Things to do:
- a) Write out the passage of the folding-ruler roof slope text that begins with the words containing "Method 1 below, using" and ends with "photo at left.".
- b) Answer these questions from the folding-ruler roof slope text:
(i) What angle was set as the "roof slope" in the protractor example?
(ii) What item was used to check that the vertical segment was at 90 degrees for a shed roof?
(iii) What hypotenuse length do all the triangles in the trigonometry approach share?

Text to read:
At ROOF MEASURE by FOLDING RULE we demonstrate how to use a folding ruler to get a pretty good estimate of roof slope - a number that can also be used to get roof area and estimate the number of squares of roofing materials needed without ever setting foot on most roofs.
Included that article,
at FOLDING RULER to SLOPE DATA TABLE we give a table of folding ruler horizontal scale inch-numbers that correspond to different roof slopes for both shed roofs and gable roofs such as that shown in our photo above.
But how did we come up with the data table? We did not invent this idea, but unable to find a clear current explanation of the slope to ruler inch marks conversion data nor its calculation, we tested and documented the procedures explained here.
Here we describe approaches that can be used to calibrate the folding rule inch-readings that give roof slope in the procedure described above.
We can set the slope of folding ruler segments using a protractor and note where the folding ruler crosses the horizontal ruler scale: easy but you have to work with care, or we can calculate the number of inches of horizontal run for various triangles all of whom have a 6-inch hypotenuse but whose angle and thus horizontal run length change, using trigonometry.
Method 1 below, using a protractor, can be used to come up with a ruler to roof slope translation table for other folding rulers that use different scales such as centimeters.
We use a protractor to check the angles formed by the folding rule segments with respect to the horizontal ruler base. This is a bit rough since it is difficult to place & hold the protractor in the precisely correct position.
But it's quick and you don't have to be a trigonometric expert.
To use a protractor accurately we taped a protractor image onto square-ruled paper and drew extended horizontal and vertical lines that help keep the folding ruler straight with respect to the angles being measured.
Hold the folding ruler so that its bottom scale is on or exactly parallel to the bottom horizontal line of the protractor - the 0 - 180 deg line in our photo at left.
Bend the second ruler segment (6 to 12") to the desired angle, taking care that the left edge of the ruler crosses through the origin of the protractor (where it's 90 deg. or vertical line crosses its 180 degree horizontal line).
The left edge of the ruler segment is placed on the desired angle.
In my example I've set this "roof slope" to 70 degrees.
I left the first ruler segment (0-6") bent up out of the way so that you could see my ruler's edge on the 70 degree mark of the protractor.
Remember to set the origin of the acute angle being measured accurately on the origin or zero point of the protractor (the center of the protractor's bottom scale, in line with the 90 deg. mark).
For a shed roof we then used a credit card to be sure that our vertical segment was indeed set to 90 degrees.
Below you can see that our 90 degree line (for the rise line of a shed or single slope roof) crosses the ruler's horizontal scale at 14 11 1/6".
So we know that for a single slope roof (or a right triangle) at an angle of 70 degrees, our rise line (the vertical line) crosses at 14 11/16".
Translating, if in the field we set our folding ruler with care to match a shed roof slope and then find that our rise line crosses the ruler bottom segment at 14 11/16" our roof slope is bout 70 deg.

Data extract:
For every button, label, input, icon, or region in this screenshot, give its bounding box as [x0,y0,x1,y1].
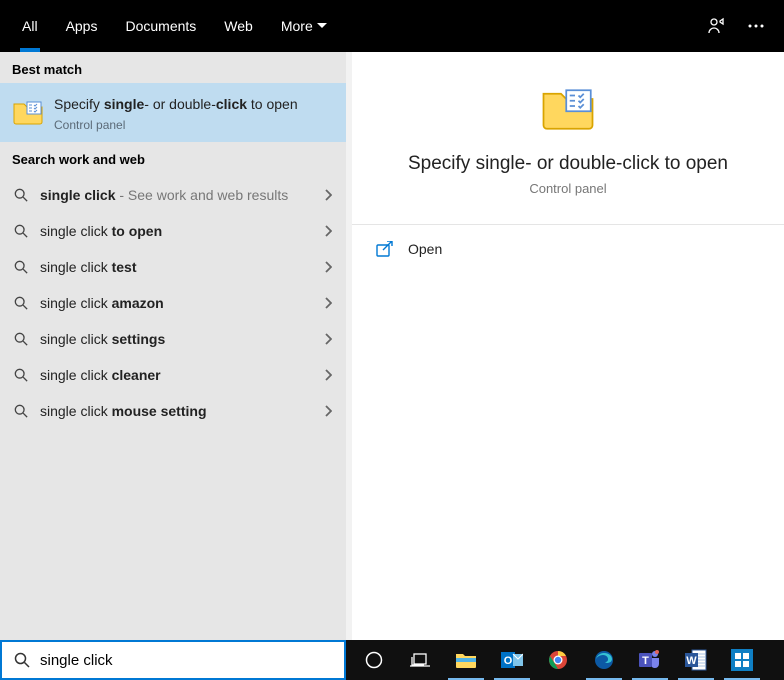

Written responses:
- a)
Method 1 below, using a protractor, can be used to come up with a ruler to roof slope translation table for other folding rulers that use different scales such as centimeters.
We use a protractor to check the angles formed by the folding rule segments with respect to the horizontal ruler base. This is a bit rough since it is difficult to place & hold the protractor in the precisely correct position.
But it's quick and you don't have to be a trigonometric expert.
To use a protractor accurately we taped a protractor image onto square-ruled paper and drew extended horizontal and vertical lines that help keep the folding ruler straight with respect to the angles being measured.
Hold the folding ruler so that its bottom scale is on or exactly parallel to the bottom horizontal line of the protractor - the 0 - 180 deg line in our photo at left.

- b)
(i) 70 degrees
(ii) A credit card
(iii) 6 inches